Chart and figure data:
··········
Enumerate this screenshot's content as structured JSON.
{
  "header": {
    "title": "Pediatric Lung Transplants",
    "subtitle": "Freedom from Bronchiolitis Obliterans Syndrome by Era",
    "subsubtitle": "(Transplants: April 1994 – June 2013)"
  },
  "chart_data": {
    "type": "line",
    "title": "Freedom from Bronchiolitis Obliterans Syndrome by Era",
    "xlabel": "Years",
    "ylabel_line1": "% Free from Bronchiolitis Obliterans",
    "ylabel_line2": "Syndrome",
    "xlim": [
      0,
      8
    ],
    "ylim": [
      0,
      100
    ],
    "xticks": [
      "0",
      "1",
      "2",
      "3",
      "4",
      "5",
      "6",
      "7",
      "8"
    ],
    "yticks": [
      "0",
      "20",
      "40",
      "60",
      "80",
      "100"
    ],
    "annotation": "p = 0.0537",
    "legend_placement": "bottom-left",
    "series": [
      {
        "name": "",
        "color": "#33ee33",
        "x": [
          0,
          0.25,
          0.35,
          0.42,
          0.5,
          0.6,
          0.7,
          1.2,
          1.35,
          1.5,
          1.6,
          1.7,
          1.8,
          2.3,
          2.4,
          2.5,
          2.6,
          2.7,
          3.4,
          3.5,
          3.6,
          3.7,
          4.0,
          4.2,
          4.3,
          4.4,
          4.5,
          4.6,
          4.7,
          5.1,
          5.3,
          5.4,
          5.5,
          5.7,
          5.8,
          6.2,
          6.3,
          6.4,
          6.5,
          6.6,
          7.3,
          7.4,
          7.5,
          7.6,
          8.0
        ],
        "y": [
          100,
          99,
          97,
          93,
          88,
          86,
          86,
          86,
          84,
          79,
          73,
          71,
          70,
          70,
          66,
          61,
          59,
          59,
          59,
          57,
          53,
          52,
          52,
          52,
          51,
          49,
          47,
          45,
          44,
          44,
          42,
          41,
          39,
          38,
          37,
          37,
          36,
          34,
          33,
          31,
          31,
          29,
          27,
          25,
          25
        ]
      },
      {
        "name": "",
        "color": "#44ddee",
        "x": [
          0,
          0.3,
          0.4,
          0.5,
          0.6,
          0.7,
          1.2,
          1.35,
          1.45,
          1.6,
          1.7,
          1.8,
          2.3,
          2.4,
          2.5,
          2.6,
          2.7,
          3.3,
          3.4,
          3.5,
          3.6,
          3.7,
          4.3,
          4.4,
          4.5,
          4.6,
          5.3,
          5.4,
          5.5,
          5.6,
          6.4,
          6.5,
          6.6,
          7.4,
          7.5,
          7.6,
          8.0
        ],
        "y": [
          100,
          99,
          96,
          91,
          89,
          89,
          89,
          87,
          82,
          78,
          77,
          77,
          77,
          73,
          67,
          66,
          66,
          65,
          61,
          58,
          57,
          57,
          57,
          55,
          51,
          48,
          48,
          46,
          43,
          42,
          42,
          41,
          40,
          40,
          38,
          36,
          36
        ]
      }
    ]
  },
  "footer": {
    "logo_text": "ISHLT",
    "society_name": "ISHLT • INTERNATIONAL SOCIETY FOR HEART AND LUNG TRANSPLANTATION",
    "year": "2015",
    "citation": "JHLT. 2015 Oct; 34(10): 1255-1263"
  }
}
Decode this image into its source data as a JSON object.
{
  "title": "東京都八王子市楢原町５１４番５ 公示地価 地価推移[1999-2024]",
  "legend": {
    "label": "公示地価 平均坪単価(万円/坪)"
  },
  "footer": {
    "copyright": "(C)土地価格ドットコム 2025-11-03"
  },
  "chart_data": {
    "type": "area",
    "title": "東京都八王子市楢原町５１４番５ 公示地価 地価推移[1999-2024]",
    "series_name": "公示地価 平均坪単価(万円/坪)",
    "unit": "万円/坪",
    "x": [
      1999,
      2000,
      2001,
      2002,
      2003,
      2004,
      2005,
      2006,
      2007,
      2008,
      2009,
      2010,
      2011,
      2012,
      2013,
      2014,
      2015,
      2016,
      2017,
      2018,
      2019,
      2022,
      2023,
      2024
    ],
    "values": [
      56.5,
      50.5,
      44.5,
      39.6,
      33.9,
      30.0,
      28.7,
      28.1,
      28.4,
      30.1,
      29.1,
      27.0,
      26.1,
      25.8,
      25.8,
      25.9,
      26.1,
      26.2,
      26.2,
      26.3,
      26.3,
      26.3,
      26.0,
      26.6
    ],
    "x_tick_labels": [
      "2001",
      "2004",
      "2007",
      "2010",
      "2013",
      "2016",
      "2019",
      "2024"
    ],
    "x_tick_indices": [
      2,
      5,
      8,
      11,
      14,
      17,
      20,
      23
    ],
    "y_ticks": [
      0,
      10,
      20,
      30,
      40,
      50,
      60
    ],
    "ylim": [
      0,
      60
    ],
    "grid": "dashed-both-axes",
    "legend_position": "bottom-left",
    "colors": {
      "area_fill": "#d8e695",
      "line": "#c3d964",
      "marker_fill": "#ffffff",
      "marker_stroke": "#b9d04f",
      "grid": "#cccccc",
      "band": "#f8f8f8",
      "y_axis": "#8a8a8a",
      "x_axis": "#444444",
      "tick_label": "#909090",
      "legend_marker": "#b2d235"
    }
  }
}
··········
■ **AIM**
Make an exact copy of every line in the data.

■ **TASK RESPONSE**
Enumerate this screenshot's content as structured JSON.
{
  "header": {
    "title": "Pediatric Lung Transplants",
    "subtitle": "Freedom from Bronchiolitis Obliterans Syndrome by Era",
    "subsubtitle": "(Transplants: April 1994 – June 2013)"
  },
  "chart_data": {
    "type": "line",
    "title": "Freedom from Bronchiolitis Obliterans Syndrome by Era",
    "xlabel": "Years",
    "ylabel_line1": "% Free from Bronchiolitis Obliterans",
    "ylabel_line2": "Syndrome",
    "xlim": [
      0,
      8
    ],
    "ylim": [
      0,
      100
    ],
    "xticks": [
      "0",
      "1",
      "2",
      "3",
      "4",
      "5",
      "6",
      "7",
      "8"
    ],
    "yticks": [
      "0",
      "20",
      "40",
      "60",
      "80",
      "100"
    ],
    "annotation": "p = 0.0537",
    "legend_placement": "bottom-left",
    "series": [
      {
        "name": "",
        "color": "#33ee33",
        "x": [
          0,
          0.25,
          0.35,
          0.42,
          0.5,
          0.6,
          0.7,
          1.2,
          1.35,
          1.5,
          1.6,
          1.7,
          1.8,
          2.3,
          2.4,
          2.5,
          2.6,
          2.7,
          3.4,
          3.5,
          3.6,
          3.7,
          4.0,
          4.2,
          4.3,
          4.4,
          4.5,
          4.6,
          4.7,
          5.1,
          5.3,
          5.4,
          5.5,
          5.7,
          5.8,
          6.2,
          6.3,
          6.4,
          6.5,
          6.6,
          7.3,
          7.4,
          7.5,
          7.6,
          8.0
        ],
        "y": [
          100,
          99,
          97,
          93,
          88,
          86,
          86,
          86,
          84,
          79,
          73,
          71,
          70,
          70,
          66,
          61,
          59,
          59,
          59,
          57,
          53,
          52,
          52,
          52,
          51,
          49,
          47,
          45,
          44,
          44,
          42,
          41,
          39,
          38,
          37,
          37,
          36,
          34,
          33,
          31,
          31,
          29,
          27,
          25,
          25
        ]
      },
      {
        "name": "",
        "color": "#44ddee",
        "x": [
          0,
          0.3,
          0.4,
          0.5,
          0.6,
          0.7,
          1.2,
          1.35,
          1.45,
          1.6,
          1.7,
          1.8,
          2.3,
          2.4,
          2.5,
          2.6,
          2.7,
          3.3,
          3.4,
          3.5,
          3.6,
          3.7,
          4.3,
          4.4,
          4.5,
          4.6,
          5.3,
          5.4,
          5.5,
          5.6,
          6.4,
          6.5,
          6.6,
          7.4,
          7.5,
          7.6,
          8.0
        ],
        "y": [
          100,
          99,
          96,
          91,
          89,
          89,
          89,
          87,
          82,
          78,
          77,
          77,
          77,
          73,
          67,
          66,
          66,
          65,
          61,
          58,
          57,
          57,
          57,
          55,
          51,
          48,
          48,
          46,
          43,
          42,
          42,
          41,
          40,
          40,
          38,
          36,
          36
        ]
      }
    ]
  },
  "footer": {
    "logo_text": "ISHLT",
    "society_name": "ISHLT • INTERNATIONAL SOCIETY FOR HEART AND LUNG TRANSPLANTATION",
    "year": "2015",
    "citation": "JHLT. 2015 Oct; 34(10): 1255-1263"
  }
}
Decode this image into its source data as a JSON object.
{
  "title": "東京都八王子市楢原町５１４番５ 公示地価 地価推移[1999-2024]",
  "legend": {
    "label": "公示地価 平均坪単価(万円/坪)"
  },
  "footer": {
    "copyright": "(C)土地価格ドットコム 2025-11-03"
  },
  "chart_data": {
    "type": "area",
    "title": "東京都八王子市楢原町５１４番５ 公示地価 地価推移[1999-2024]",
    "series_name": "公示地価 平均坪単価(万円/坪)",
    "unit": "万円/坪",
    "x": [
      1999,
      2000,
      2001,
      2002,
      2003,
      2004,
      2005,
      2006,
      2007,
      2008,
      2009,
      2010,
      2011,
      2012,
      2013,
      2014,
      2015,
      2016,
      2017,
      2018,
      2019,
      2022,
      2023,
      2024
    ],
    "values": [
      56.5,
      50.5,
      44.5,
      39.6,
      33.9,
      30.0,
      28.7,
      28.1,
      28.4,
      30.1,
      29.1,
      27.0,
      26.1,
      25.8,
      25.8,
      25.9,
      26.1,
      26.2,
      26.2,
      26.3,
      26.3,
      26.3,
      26.0,
      26.6
    ],
    "x_tick_labels": [
      "2001",
      "2004",
      "2007",
      "2010",
      "2013",
      "2016",
      "2019",
      "2024"
    ],
    "x_tick_indices": [
      2,
      5,
      8,
      11,
      14,
      17,
      20,
      23
    ],
    "y_ticks": [
      0,
      10,
      20,
      30,
      40,
      50,
      60
    ],
    "ylim": [
      0,
      60
    ],
    "grid": "dashed-both-axes",
    "legend_position": "bottom-left",
    "colors": {
      "area_fill": "#d8e695",
      "line": "#c3d964",
      "marker_fill": "#ffffff",
      "marker_stroke": "#b9d04f",
      "grid": "#cccccc",
      "band": "#f8f8f8",
      "y_axis": "#8a8a8a",
      "x_axis": "#444444",
      "tick_label": "#909090",
      "legend_marker": "#b2d235"
    }
  }
}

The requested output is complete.